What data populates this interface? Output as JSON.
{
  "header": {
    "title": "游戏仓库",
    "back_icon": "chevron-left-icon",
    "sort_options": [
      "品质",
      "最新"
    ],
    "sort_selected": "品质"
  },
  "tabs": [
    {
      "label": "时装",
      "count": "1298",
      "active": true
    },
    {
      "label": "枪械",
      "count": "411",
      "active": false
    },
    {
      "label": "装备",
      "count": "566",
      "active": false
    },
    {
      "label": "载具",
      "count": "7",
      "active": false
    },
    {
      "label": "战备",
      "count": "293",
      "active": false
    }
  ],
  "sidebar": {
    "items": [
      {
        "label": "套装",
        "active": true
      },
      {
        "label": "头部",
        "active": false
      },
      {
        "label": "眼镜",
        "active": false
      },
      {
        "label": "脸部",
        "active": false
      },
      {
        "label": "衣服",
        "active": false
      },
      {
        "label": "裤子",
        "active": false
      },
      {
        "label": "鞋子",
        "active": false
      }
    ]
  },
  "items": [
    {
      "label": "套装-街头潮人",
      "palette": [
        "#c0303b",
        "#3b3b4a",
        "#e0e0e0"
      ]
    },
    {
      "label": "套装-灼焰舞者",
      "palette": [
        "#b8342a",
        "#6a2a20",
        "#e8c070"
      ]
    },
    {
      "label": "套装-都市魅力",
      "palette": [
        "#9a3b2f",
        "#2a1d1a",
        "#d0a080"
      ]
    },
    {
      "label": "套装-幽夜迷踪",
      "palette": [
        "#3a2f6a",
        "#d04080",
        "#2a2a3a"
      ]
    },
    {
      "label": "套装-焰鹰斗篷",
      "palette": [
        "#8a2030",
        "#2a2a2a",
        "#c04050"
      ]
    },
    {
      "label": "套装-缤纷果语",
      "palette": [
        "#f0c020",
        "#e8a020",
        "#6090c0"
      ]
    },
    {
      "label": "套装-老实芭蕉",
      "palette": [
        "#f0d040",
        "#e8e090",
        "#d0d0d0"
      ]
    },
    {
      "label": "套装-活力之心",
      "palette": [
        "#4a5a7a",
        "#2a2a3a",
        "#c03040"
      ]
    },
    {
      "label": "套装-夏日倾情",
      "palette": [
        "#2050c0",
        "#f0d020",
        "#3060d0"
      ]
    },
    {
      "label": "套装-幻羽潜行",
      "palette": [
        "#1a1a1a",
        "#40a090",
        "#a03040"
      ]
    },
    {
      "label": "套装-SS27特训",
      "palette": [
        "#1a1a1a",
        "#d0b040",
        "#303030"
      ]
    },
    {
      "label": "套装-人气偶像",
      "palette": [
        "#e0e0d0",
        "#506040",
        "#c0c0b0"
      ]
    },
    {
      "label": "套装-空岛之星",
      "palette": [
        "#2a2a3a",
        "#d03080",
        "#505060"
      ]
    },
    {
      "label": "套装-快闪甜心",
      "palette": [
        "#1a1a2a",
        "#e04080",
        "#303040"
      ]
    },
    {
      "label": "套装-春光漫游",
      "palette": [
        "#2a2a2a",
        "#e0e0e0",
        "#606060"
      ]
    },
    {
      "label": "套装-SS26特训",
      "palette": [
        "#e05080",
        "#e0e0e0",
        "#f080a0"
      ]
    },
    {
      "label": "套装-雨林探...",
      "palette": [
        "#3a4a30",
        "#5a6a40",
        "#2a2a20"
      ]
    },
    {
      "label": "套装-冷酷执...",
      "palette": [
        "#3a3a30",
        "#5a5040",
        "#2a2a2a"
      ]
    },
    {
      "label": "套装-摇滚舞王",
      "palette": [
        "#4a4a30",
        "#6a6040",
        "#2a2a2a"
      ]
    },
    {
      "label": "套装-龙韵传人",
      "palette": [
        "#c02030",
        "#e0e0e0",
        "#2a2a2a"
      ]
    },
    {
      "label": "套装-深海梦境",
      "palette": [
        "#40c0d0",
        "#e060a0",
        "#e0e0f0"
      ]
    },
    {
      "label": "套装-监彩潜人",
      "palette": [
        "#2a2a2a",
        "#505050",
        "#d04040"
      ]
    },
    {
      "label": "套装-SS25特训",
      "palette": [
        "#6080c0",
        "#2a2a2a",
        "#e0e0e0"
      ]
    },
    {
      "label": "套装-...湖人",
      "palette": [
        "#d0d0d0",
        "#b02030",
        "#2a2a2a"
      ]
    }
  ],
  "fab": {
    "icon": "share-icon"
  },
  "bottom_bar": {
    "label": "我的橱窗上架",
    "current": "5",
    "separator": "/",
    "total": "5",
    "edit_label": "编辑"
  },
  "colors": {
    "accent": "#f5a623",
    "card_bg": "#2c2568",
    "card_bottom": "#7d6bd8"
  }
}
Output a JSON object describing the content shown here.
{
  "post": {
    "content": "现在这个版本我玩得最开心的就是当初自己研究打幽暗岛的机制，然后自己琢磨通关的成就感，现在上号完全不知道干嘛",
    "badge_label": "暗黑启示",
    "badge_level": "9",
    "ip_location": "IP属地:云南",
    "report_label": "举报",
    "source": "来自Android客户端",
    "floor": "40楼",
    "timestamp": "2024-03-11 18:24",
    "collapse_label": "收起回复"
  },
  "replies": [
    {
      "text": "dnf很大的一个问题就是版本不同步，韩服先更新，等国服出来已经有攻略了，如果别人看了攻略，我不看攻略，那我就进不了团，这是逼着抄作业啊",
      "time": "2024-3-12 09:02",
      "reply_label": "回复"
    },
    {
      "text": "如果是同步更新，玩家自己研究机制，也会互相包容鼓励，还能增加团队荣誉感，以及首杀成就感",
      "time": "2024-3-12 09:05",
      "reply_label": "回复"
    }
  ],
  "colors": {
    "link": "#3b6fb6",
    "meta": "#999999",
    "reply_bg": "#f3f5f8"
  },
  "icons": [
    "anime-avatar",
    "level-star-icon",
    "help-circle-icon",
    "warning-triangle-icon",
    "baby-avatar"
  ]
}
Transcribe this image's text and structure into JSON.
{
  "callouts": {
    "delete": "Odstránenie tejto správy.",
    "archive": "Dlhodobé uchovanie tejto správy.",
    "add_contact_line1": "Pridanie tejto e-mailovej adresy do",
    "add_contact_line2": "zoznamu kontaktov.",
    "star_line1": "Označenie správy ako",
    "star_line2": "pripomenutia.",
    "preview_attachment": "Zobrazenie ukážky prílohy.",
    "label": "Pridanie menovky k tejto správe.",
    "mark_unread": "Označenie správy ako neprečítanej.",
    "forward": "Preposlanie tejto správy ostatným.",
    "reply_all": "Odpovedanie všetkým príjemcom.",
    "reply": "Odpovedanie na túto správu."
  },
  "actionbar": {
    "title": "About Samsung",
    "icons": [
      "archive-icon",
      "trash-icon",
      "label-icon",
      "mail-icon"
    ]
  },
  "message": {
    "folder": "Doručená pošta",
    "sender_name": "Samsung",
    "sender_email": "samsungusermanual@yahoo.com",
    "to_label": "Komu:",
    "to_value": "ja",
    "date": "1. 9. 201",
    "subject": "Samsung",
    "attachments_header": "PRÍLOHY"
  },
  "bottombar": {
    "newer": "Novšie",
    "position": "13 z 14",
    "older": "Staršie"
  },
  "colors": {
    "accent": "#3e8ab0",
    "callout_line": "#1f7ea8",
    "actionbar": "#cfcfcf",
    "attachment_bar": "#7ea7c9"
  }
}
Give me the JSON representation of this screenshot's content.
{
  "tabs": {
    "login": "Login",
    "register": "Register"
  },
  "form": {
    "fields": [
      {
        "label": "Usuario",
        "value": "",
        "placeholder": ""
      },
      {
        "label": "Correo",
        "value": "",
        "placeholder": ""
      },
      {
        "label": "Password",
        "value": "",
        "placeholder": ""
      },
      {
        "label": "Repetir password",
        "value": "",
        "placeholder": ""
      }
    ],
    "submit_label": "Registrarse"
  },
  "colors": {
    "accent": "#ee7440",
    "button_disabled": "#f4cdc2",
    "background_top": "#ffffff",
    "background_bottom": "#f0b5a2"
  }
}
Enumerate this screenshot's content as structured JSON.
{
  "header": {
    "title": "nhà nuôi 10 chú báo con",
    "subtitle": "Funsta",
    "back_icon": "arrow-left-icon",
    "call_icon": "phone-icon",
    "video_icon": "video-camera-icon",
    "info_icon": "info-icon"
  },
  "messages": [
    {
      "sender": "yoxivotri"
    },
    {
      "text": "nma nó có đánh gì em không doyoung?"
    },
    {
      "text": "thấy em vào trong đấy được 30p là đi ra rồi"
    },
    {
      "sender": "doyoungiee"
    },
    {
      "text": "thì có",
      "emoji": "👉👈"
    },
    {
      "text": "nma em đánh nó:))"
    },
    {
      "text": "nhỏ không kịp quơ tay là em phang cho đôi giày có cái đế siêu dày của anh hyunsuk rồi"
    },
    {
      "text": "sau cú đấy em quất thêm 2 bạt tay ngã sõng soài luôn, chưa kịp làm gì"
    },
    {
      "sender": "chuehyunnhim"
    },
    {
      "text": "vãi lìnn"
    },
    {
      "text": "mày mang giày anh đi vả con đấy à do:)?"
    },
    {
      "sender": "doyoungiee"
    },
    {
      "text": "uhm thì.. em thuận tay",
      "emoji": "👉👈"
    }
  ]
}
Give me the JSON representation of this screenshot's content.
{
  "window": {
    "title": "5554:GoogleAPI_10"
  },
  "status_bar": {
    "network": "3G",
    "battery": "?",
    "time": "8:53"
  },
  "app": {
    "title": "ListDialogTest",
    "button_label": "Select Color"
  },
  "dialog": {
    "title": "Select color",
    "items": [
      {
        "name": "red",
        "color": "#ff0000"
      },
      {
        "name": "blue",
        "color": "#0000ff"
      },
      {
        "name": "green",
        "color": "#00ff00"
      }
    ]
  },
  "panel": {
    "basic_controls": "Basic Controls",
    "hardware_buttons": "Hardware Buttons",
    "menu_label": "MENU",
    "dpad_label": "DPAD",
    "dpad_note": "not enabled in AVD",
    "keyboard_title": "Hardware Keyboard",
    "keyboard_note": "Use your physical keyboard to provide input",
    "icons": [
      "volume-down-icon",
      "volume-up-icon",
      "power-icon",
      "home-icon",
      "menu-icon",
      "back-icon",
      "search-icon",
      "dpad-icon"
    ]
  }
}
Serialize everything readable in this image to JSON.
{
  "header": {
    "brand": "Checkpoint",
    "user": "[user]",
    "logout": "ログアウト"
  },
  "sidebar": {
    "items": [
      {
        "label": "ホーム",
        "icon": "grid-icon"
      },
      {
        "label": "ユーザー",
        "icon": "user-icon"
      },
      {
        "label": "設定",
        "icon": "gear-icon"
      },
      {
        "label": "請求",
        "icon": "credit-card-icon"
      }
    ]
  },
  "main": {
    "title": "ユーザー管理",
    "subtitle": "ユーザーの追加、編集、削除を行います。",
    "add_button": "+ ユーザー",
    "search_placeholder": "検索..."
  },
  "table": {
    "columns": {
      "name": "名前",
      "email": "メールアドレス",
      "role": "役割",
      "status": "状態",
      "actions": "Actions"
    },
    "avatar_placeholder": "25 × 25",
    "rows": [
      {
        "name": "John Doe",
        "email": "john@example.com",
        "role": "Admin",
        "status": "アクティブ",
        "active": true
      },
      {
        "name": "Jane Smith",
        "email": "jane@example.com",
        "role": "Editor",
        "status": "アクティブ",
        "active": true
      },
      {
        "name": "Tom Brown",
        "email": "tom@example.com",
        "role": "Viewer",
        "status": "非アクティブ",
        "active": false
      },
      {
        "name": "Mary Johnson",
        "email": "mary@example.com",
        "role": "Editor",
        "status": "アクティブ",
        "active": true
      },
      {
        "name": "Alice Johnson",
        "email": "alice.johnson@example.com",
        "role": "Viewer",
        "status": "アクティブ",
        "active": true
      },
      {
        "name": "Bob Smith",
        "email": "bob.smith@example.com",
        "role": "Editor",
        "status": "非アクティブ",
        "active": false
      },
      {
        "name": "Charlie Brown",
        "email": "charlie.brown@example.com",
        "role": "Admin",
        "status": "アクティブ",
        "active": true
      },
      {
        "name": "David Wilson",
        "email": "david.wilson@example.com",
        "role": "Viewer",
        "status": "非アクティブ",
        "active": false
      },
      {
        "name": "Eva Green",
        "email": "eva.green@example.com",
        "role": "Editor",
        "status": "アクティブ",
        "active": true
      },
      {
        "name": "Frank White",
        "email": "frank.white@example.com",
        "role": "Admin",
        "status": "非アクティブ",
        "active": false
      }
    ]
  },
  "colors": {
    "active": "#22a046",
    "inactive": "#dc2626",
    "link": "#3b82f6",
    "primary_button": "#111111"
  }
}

__EXERCISE__
Where does the word "JSON" appear? Return each line that holds it.

__ANSWER FOR THE TASK__
What data populates this interface? Output as JSON.
Output a JSON object describing the content shown here.
Transcribe this image's text and structure into JSON.
Give me the JSON representation of this screenshot's content.
Enumerate this screenshot's content as structured JSON.
Give me the JSON representation of this screenshot's content.
Serialize everything readable in this image to JSON.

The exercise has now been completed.